A crítica, os curadores, o mercado de arte, cada qual ao seu modo, reiteram o discurso sobre a coerência poética do artista pautada na maturidade e profissionalismo em seu percurso de produção. O problema é que tal discurso se baseia em uma lógica de progresso oriundo de um aprofundamento do artista acerca de seu trabalho. O risco gritante que percebo em tais operações é a redução do potencial poético que cada trabalho é, em si, enquanto sintaxe, a um evolucionismo da obra do artista ao longo do tempo. Ora, no meu ponto de vista essa é uma visão que, ao contrapor profundidade à superfície, cria níveis hierárquicos verticais em um campo de força que, ao contrário, se expande horizontalmente. Não acredito, portanto, no percurso da obra como progresso, mas, sim, no processo de inventividade constante. Nessa perspectiva, o entendimento da obra deve ser redimensionado sem sujeitar-se a nexos forjados e aproximações deturpadoras entre uma situação e outra, na tentativa de impor um norte sobre a obra do artista através de um evolucionismo tacanho que não é outra coisa senão mero subterfúgio retórico alheio à própria potência da arte.
Por outro lado, é evidente que todas as obras de um artista dialogam entre si, mesmo que seja um diálogo conduzido pela diferença.
Na modernidade, constatamos uma infinidade de artistas que criaram uma identidade a partir de uma produção pautada pela repetição de formas e fórmulas, indicando, assim, uma linha poética harmônica que percorre as obras dos artistas por décadas. Cada qual com sua determinada preocupação plástica-poética muitas vezes autônoma e confinada sobre si mesma.

**Bloco de dados:**

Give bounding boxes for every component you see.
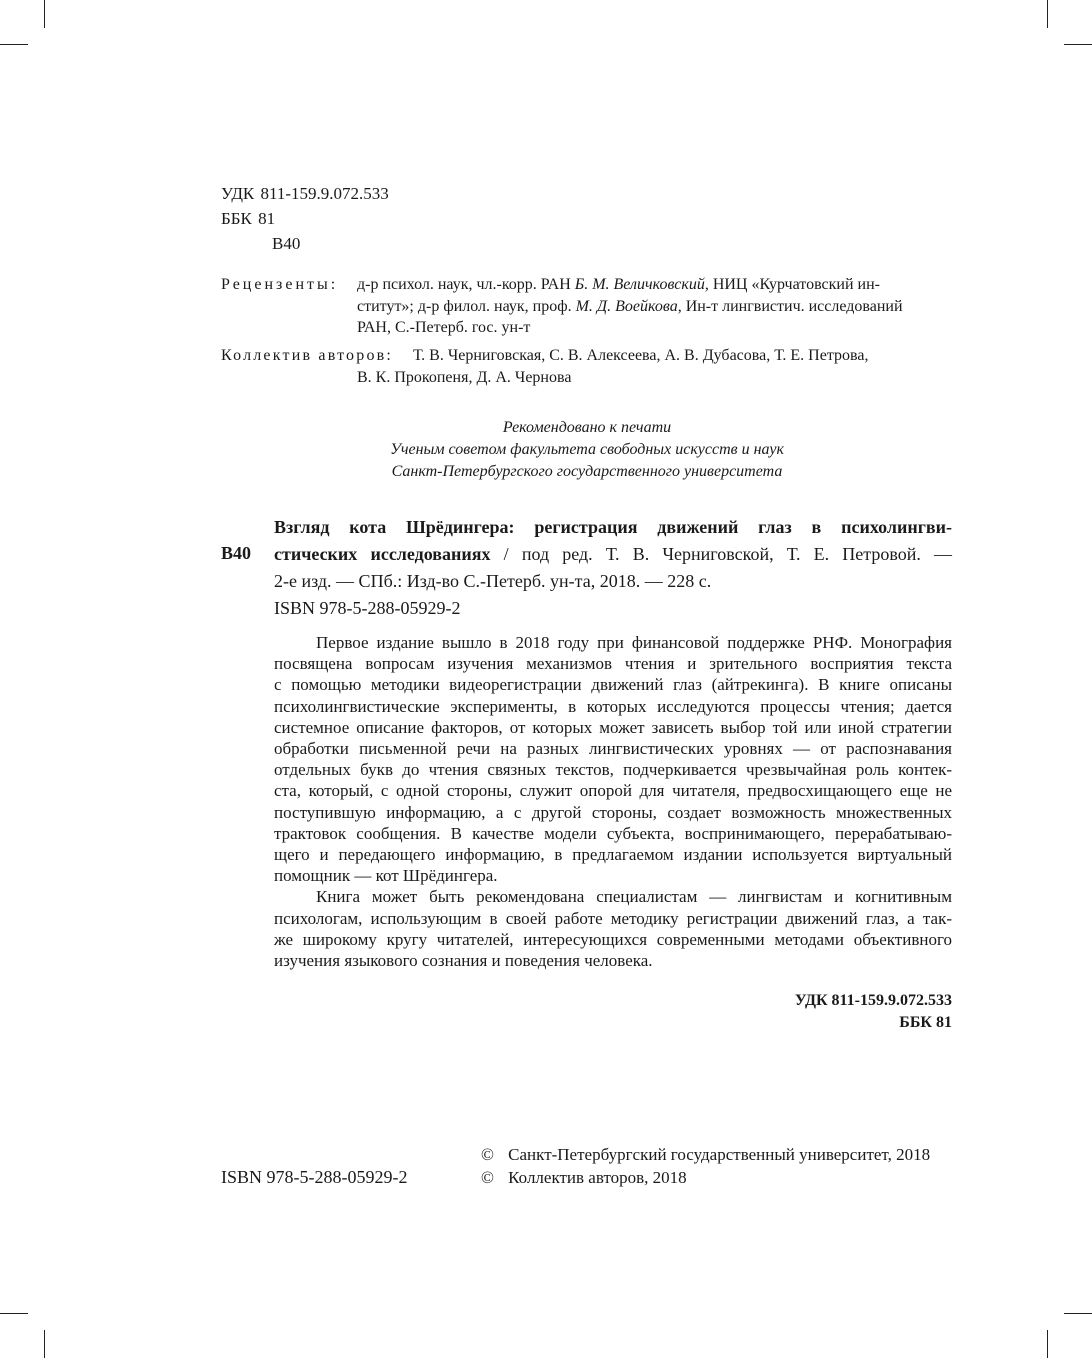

**Suas instruções:**
Transcreva na íntegra, sem nenhuma alteração, o texto sobre a obra do artista e a ideia de progresso.

**Resultado correto:**
A crítica, os curadores, o mercado de arte, cada qual ao seu modo, reiteram o discurso sobre a coerência poética do artista pautada na maturidade e profissionalismo em seu percurso de produção. O problema é que tal discurso se baseia em uma lógica de progresso oriundo de um aprofundamento do artista acerca de seu trabalho. O risco gritante que percebo em tais operações é a redução do potencial poético que cada trabalho é, em si, enquanto sintaxe, a um evolucionismo da obra do artista ao longo do tempo. Ora, no meu ponto de vista essa é uma visão que, ao contrapor profundidade à superfície, cria níveis hierárquicos verticais em um campo de força que, ao contrário, se expande horizontalmente. Não acredito, portanto, no percurso da obra como progresso, mas, sim, no processo de inventividade constante. Nessa perspectiva, o entendimento da obra deve ser redimensionado sem sujeitar-se a nexos forjados e aproximações deturpadoras entre uma situação e outra, na tentativa de impor um norte sobre a obra do artista através de um evolucionismo tacanho que não é outra coisa senão mero subterfúgio retórico alheio à própria potência da arte.
Por outro lado, é evidente que todas as obras de um artista dialogam entre si, mesmo que seja um diálogo conduzido pela diferença.
Na modernidade, constatamos uma infinidade de artistas que criaram uma identidade a partir de uma produção pautada pela repetição de formas e fórmulas, indicando, assim, uma linha poética harmônica que percorre as obras dos artistas por décadas. Cada qual com sua determinada preocupação plástica-poética muitas vezes autônoma e confinada sobre si mesma.